Work to complete →
All of the entries below need repeating exactly, apart from their images.

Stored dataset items
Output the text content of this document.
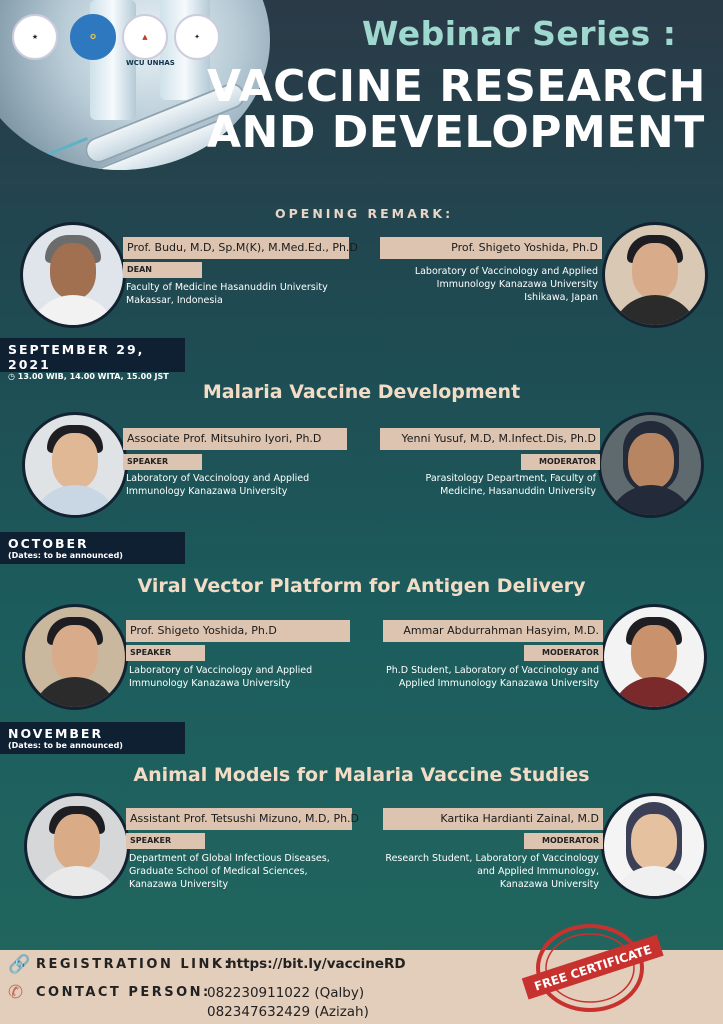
★	✪	▲
WCU UNHAS
✦	Webinar Series :
VACCINE RESEARCH
AND DEVELOPMENT
OPENING REMARK:
Prof. Budu, M.D, Sp.M(K), M.Med.Ed., Ph.D
DEAN
Faculty of Medicine Hasanuddin University
Makassar, Indonesia
Prof. Shigeto Yoshida, Ph.D
Laboratory of Vaccinology and Applied
Immunology Kanazawa University
Ishikawa, Japan
SEPTEMBER 29, 2021
◷ 13.00 WIB, 14.00 WITA, 15.00 JST
Malaria Vaccine Development
Associate Prof. Mitsuhiro Iyori, Ph.D
SPEAKER
Laboratory of Vaccinology and Applied
Immunology Kanazawa University
Yenni Yusuf, M.D, M.Infect.Dis, Ph.D
MODERATOR
Parasitology Department, Faculty of
Medicine, Hasanuddin University
OCTOBER
(Dates: to be announced)
Viral Vector Platform for Antigen Delivery
Prof. Shigeto Yoshida, Ph.D
SPEAKER
Laboratory of Vaccinology and Applied
Immunology Kanazawa University
Ammar Abdurrahman Hasyim, M.D.
MODERATOR
Ph.D Student, Laboratory of Vaccinology and
Applied Immunology Kanazawa University
NOVEMBER
(Dates: to be announced)
Animal Models for Malaria Vaccine Studies
Assistant Prof. Tetsushi Mizuno, M.D, Ph.D
SPEAKER
Department of Global Infectious Diseases,
Graduate School of Medical Sciences,
Kanazawa University
Kartika Hardianti Zainal, M.D
MODERATOR
Research Student, Laboratory of Vaccinology
and Applied Immunology,
Kanazawa University
🔗 REGISTRATION LINK:
https://bit.ly/vaccineRD
✆ CONTACT PERSON:
082230911022 (Qalby)
082347632429 (Azizah)
FREE CERTIFICATE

Output for this task →
Output the text content of this document.
★	✪	▲
WCU UNHAS
✦	Webinar Series :
VACCINE RESEARCH
AND DEVELOPMENT
OPENING REMARK:
Prof. Budu, M.D, Sp.M(K), M.Med.Ed., Ph.D
DEAN
Faculty of Medicine Hasanuddin University
Makassar, Indonesia
Prof. Shigeto Yoshida, Ph.D
Laboratory of Vaccinology and Applied
Immunology Kanazawa University
Ishikawa, Japan
SEPTEMBER 29, 2021
◷ 13.00 WIB, 14.00 WITA, 15.00 JST
Malaria Vaccine Development
Associate Prof. Mitsuhiro Iyori, Ph.D
SPEAKER
Laboratory of Vaccinology and Applied
Immunology Kanazawa University
Yenni Yusuf, M.D, M.Infect.Dis, Ph.D
MODERATOR
Parasitology Department, Faculty of
Medicine, Hasanuddin University
OCTOBER
(Dates: to be announced)
Viral Vector Platform for Antigen Delivery
Prof. Shigeto Yoshida, Ph.D
SPEAKER
Laboratory of Vaccinology and Applied
Immunology Kanazawa University
Ammar Abdurrahman Hasyim, M.D.
MODERATOR
Ph.D Student, Laboratory of Vaccinology and
Applied Immunology Kanazawa University
NOVEMBER
(Dates: to be announced)
Animal Models for Malaria Vaccine Studies
Assistant Prof. Tetsushi Mizuno, M.D, Ph.D
SPEAKER
Department of Global Infectious Diseases,
Graduate School of Medical Sciences,
Kanazawa University
Kartika Hardianti Zainal, M.D
MODERATOR
Research Student, Laboratory of Vaccinology
and Applied Immunology,
Kanazawa University
🔗 REGISTRATION LINK:
https://bit.ly/vaccineRD
✆ CONTACT PERSON:
082230911022 (Qalby)
082347632429 (Azizah)
FREE CERTIFICATE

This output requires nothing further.